Stored data entries
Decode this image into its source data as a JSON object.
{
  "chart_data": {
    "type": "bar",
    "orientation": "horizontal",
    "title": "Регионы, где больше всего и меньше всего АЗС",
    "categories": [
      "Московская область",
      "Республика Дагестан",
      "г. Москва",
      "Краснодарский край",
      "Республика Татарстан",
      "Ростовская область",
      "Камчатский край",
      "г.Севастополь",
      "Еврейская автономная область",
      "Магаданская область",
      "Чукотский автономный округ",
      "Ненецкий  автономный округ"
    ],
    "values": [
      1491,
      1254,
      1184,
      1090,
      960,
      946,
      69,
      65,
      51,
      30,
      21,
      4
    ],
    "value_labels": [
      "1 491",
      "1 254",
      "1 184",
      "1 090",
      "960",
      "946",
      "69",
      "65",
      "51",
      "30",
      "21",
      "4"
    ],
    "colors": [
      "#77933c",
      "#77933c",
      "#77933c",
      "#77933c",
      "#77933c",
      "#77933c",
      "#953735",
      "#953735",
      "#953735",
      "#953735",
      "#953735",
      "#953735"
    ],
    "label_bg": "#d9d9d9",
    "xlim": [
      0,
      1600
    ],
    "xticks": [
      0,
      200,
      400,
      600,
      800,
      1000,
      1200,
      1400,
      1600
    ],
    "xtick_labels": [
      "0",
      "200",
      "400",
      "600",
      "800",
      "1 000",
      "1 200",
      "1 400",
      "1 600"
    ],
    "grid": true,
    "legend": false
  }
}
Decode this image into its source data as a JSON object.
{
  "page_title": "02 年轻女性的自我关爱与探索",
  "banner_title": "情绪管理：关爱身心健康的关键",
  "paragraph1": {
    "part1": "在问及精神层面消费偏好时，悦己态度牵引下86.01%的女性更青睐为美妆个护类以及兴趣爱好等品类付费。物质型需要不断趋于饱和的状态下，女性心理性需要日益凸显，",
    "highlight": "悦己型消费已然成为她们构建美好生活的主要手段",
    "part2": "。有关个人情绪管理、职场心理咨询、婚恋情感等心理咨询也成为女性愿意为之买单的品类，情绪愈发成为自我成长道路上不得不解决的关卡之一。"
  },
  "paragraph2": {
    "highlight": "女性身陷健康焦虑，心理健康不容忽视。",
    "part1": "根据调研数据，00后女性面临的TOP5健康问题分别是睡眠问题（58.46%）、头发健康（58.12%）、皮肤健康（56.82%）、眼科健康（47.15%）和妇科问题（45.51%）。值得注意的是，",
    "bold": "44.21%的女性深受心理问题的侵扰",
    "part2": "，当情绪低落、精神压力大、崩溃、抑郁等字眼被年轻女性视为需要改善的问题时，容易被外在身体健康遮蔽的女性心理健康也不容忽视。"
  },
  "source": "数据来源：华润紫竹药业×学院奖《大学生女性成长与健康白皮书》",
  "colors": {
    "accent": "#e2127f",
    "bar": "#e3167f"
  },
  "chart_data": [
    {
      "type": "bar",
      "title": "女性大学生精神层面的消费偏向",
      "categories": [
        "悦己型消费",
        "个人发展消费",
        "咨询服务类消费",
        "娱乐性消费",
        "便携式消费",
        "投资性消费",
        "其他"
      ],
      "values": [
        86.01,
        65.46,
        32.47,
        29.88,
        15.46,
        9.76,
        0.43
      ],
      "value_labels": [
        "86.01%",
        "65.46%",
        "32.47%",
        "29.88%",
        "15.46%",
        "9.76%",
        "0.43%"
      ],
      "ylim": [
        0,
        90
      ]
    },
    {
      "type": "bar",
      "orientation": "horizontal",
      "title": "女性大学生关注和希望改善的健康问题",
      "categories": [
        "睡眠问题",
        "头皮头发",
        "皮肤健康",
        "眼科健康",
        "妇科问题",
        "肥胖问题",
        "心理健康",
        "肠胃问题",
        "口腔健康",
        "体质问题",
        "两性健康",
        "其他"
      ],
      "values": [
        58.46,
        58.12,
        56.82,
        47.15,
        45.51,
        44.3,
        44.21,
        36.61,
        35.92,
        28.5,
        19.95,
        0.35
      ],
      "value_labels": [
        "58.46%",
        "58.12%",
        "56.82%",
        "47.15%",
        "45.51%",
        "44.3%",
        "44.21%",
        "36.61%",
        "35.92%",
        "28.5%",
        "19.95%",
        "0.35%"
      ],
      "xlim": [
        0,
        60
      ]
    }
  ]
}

Set exercise =
Collect, from the material above, every line containing the word "автономный".

Solved problem =
      "Чукотский автономный округ",
      "Ненецкий  автономный округ"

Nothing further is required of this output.